**Short problem**. Look below. Copy each line that has "Number" in it.
:: Data for this exercise ::
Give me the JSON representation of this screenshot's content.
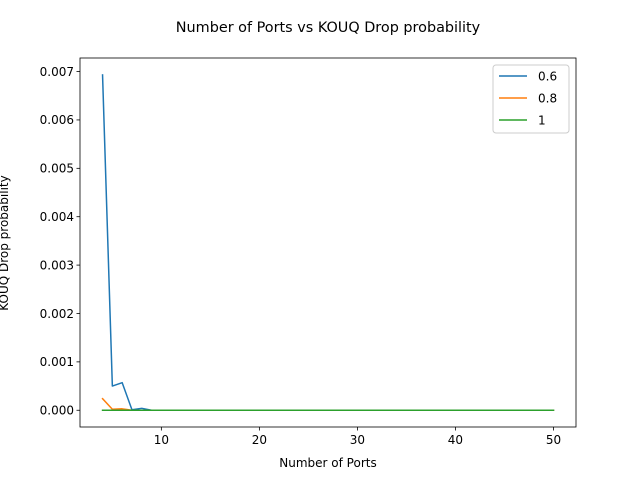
{
  "chart_data": {
    "type": "line",
    "title": "Number of Ports vs KOUQ Drop probability",
    "xlabel": "Number of Ports",
    "ylabel": "KOUQ Drop probability",
    "xlim": [
      1.7,
      52.3
    ],
    "ylim": [
      -0.000346,
      0.00728
    ],
    "xticks": [
      10,
      20,
      30,
      40,
      50
    ],
    "xtick_labels": [
      "10",
      "20",
      "30",
      "40",
      "50"
    ],
    "yticks": [
      0.0,
      0.001,
      0.002,
      0.003,
      0.004,
      0.005,
      0.006,
      0.007
    ],
    "ytick_labels": [
      "0.000",
      "0.001",
      "0.002",
      "0.003",
      "0.004",
      "0.005",
      "0.006",
      "0.007"
    ],
    "grid": false,
    "legend_position": "top-right",
    "series": [
      {
        "name": "0.6",
        "color": "#1f77b4",
        "x": [
          4,
          5,
          6,
          7,
          8,
          9,
          10,
          15,
          20,
          25,
          30,
          35,
          40,
          45,
          50
        ],
        "y": [
          0.00693,
          0.0005,
          0.00057,
          1e-05,
          4e-05,
          0.0,
          0.0,
          0.0,
          0.0,
          0.0,
          0.0,
          0.0,
          0.0,
          0.0,
          0.0
        ]
      },
      {
        "name": "0.8",
        "color": "#ff7f0e",
        "x": [
          4,
          5,
          6,
          7,
          8,
          9,
          10,
          15,
          20,
          25,
          30,
          35,
          40,
          45,
          50
        ],
        "y": [
          0.00024,
          2e-05,
          3e-05,
          0.0,
          0.0,
          0.0,
          0.0,
          0.0,
          0.0,
          0.0,
          0.0,
          0.0,
          0.0,
          0.0,
          0.0
        ]
      },
      {
        "name": "1",
        "color": "#2ca02c",
        "x": [
          4,
          5,
          6,
          7,
          8,
          9,
          10,
          15,
          20,
          25,
          30,
          35,
          40,
          45,
          50
        ],
        "y": [
          0.0,
          0.0,
          0.0,
          0.0,
          0.0,
          0.0,
          0.0,
          0.0,
          0.0,
          0.0,
          0.0,
          0.0,
          0.0,
          0.0,
          0.0
        ]
      }
    ]
  }
}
:::
**Reply to the task**.
    "title": "Number of Ports vs KOUQ Drop probability",
    "xlabel": "Number of Ports",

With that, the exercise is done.